▸ **Exercício breve a**:
Responda, com base no texto sobre Belém:
(i) Em que data o texto sobre Belém foi publicado?
(ii) De que andar se observavam, pela manhã, os inquilinos caminhando ao largo das Docas?
(iii) O que é cultivado no sertão, segundo o texto sobre Belém?

▸ **Trecho do texto**:
Pages

domingo, 18 de março de 2007

Belém revisitada

(Para R. José Pinto e Elias Pinto) Os prédios são antigos e seus inquilinos, muitos, precipitam-se diariamente elevador abaixo, mal amanhece. Vão caminhar ao largo das Docas, em bermudas, ensapatados, resfolegantes. Do oitavo andar levei manhãs olhando-os - formigas ao longo do canal insalubre. Há anos não via Belém assim: as notas desordenadas de seus prédios - altos e agudos, baixos e graves – dó ré mi fá sol lá sim fonia sem fim da baía ao brejal dos excluídos. Morei aqui uma vida e quase já nem a reconheço. Até hesitei em vir, afeito à faina rasa do sertão em que cultivo filhos e orquídeas. Dos amigos de outros tempos, se os encontro, ponho-me a redesenhar-lhes divertido o ar agora disfarçado em óculos de grau, cabelo enevoado e ar distante e severo; eles, eles não escondem o espanto ao ver em mim a odisséia da cerveja e da inércia. Se nada dizemos, sorrimos. Assim tecemos, num jogo, a seda de codificações que nos resgata da desmemória deste tempo presente e menos veloz. Um pacto secreto e não celebrado nos cala sobre o que fizemos dos sonhos. Pomos, entre parênteses, desde as lembranças comuns mais remotas até o instante que antecedeu este encontro. Tentamos ludibriar o tempo. E o que fizemos de nós, velamos sob casto silêncio. Então a cidade passa entre uivos, alheia e célere com sua juventude de desejo e músculos umbigos e piercings enquanto arriscamos um olhar discreto e dói no peito um suspiro profundo.

(Dados de coordenadas do layout)
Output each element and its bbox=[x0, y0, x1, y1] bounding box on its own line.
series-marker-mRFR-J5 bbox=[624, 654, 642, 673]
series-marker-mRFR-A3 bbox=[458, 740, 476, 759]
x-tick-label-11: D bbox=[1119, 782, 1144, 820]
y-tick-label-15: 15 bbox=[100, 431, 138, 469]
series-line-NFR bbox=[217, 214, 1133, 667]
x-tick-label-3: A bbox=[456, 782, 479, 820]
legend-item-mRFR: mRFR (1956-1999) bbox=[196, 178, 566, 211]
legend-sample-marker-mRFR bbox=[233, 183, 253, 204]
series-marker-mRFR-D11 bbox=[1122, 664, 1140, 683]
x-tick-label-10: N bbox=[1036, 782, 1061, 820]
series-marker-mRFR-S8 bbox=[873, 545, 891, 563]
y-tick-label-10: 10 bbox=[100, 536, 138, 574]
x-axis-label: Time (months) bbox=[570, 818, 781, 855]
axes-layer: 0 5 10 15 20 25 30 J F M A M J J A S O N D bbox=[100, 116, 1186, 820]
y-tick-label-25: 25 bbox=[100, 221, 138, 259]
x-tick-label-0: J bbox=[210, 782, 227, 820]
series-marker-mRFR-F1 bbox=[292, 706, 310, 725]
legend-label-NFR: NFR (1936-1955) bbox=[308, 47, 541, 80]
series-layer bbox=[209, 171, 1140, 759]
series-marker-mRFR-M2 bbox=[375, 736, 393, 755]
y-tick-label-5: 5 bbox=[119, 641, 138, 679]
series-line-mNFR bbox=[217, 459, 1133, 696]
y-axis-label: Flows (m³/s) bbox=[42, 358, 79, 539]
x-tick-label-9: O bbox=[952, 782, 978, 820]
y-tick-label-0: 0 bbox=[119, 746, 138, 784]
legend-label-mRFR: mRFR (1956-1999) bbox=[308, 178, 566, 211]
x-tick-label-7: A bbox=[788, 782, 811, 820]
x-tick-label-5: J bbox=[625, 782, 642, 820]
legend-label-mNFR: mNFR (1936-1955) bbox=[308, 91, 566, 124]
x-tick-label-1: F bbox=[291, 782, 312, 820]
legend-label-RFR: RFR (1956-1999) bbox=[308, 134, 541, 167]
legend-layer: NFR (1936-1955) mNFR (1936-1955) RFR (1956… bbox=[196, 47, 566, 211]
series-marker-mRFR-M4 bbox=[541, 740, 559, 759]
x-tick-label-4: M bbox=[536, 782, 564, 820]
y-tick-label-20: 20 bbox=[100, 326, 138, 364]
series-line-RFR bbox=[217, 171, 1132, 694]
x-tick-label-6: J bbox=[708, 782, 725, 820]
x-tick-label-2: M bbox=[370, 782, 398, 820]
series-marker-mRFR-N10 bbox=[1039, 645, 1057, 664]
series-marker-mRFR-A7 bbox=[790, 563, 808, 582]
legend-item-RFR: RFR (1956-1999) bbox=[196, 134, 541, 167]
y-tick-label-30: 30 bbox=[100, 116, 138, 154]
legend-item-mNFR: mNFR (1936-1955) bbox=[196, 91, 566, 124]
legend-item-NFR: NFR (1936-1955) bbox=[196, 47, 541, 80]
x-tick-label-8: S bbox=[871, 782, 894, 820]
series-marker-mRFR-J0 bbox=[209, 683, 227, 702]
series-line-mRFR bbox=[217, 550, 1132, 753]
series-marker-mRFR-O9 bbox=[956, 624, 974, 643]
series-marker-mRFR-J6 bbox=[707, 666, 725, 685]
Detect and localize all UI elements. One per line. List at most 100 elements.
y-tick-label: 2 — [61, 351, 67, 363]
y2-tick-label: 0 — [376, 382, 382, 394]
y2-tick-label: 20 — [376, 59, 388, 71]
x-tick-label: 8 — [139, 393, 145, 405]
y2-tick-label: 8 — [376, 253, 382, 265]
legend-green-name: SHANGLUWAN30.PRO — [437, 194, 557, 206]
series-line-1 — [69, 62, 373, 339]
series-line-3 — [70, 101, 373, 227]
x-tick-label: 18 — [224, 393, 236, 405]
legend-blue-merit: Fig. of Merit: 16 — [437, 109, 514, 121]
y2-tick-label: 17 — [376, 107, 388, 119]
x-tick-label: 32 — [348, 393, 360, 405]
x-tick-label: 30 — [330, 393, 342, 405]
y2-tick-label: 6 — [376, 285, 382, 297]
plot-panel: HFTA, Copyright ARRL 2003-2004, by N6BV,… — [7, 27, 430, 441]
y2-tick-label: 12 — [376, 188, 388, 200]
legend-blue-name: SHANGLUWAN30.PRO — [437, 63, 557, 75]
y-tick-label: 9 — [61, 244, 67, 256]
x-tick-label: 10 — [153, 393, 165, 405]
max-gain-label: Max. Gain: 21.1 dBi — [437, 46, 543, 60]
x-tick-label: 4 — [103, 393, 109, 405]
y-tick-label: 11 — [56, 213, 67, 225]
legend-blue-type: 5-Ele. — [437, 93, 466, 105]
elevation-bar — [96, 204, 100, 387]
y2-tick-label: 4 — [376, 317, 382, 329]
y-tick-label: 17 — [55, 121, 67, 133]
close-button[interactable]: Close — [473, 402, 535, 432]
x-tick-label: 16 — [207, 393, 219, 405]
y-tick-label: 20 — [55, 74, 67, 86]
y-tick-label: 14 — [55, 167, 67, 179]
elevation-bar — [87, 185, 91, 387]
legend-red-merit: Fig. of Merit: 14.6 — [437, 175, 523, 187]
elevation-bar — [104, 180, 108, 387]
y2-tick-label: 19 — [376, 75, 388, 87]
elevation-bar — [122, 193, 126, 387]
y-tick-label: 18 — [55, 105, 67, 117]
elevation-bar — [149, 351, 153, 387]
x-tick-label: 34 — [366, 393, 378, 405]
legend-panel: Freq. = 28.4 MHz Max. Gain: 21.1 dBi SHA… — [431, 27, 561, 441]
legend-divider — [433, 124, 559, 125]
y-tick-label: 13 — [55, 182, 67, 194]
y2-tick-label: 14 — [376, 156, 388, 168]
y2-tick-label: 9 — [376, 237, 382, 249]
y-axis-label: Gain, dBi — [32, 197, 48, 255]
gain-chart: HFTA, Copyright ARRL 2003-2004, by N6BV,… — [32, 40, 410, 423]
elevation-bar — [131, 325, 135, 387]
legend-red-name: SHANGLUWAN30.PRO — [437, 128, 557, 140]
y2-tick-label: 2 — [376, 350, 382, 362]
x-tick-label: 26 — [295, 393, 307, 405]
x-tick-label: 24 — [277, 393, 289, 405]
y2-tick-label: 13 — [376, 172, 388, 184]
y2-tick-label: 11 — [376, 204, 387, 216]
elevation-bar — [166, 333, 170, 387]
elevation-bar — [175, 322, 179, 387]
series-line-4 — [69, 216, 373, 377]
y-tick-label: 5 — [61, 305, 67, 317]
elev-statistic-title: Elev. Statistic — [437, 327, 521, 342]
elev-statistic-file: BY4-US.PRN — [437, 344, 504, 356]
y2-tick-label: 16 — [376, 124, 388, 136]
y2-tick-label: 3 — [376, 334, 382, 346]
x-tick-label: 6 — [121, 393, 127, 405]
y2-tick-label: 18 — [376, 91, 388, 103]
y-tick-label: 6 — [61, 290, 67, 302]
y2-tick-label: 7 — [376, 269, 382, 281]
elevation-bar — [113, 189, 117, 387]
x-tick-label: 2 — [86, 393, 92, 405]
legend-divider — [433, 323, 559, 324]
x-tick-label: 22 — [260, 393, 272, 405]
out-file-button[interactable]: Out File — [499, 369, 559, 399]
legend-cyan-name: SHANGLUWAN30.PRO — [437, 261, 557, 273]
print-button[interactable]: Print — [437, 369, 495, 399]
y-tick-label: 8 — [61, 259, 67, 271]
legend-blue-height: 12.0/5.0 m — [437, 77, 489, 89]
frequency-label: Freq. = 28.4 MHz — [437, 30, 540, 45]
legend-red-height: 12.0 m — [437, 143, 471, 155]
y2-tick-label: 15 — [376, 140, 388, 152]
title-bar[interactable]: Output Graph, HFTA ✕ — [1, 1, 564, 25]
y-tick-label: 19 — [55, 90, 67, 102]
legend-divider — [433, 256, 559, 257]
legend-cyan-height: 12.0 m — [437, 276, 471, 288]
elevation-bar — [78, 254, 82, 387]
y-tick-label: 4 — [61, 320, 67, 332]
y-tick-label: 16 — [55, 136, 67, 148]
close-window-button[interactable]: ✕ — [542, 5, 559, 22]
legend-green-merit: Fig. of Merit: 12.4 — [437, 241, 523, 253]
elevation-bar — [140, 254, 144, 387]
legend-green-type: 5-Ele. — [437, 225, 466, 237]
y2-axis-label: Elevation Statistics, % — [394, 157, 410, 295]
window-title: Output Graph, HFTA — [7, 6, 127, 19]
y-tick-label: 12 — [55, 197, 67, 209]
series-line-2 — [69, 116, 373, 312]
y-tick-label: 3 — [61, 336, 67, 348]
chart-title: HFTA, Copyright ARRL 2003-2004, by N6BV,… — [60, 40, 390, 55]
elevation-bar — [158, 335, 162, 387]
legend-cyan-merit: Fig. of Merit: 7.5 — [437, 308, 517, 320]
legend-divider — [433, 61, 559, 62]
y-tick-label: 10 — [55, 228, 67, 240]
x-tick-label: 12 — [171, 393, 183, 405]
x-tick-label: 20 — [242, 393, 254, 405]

▸ **Exercício breve b**: Copie fielmente as linhas da listagem, começando pela primeira linha da listagem e terminando na linha que contém "series-line-NFR bbox=[217, 214, 1133, 667]", incluídas ambas.

▸ **Resposta completa a**:
(i) Domingo, 18 de março de 2007.
(ii) Do oitavo andar.
(iii) Filhos e orquídeas.

▸ **Resposta completa b**:
Output each element and its bbox=[x0, y0, x1, y1] bounding box on its own line.
series-marker-mRFR-J5 bbox=[624, 654, 642, 673]
series-marker-mRFR-A3 bbox=[458, 740, 476, 759]
x-tick-label-11: D bbox=[1119, 782, 1144, 820]
y-tick-label-15: 15 bbox=[100, 431, 138, 469]
series-line-NFR bbox=[217, 214, 1133, 667]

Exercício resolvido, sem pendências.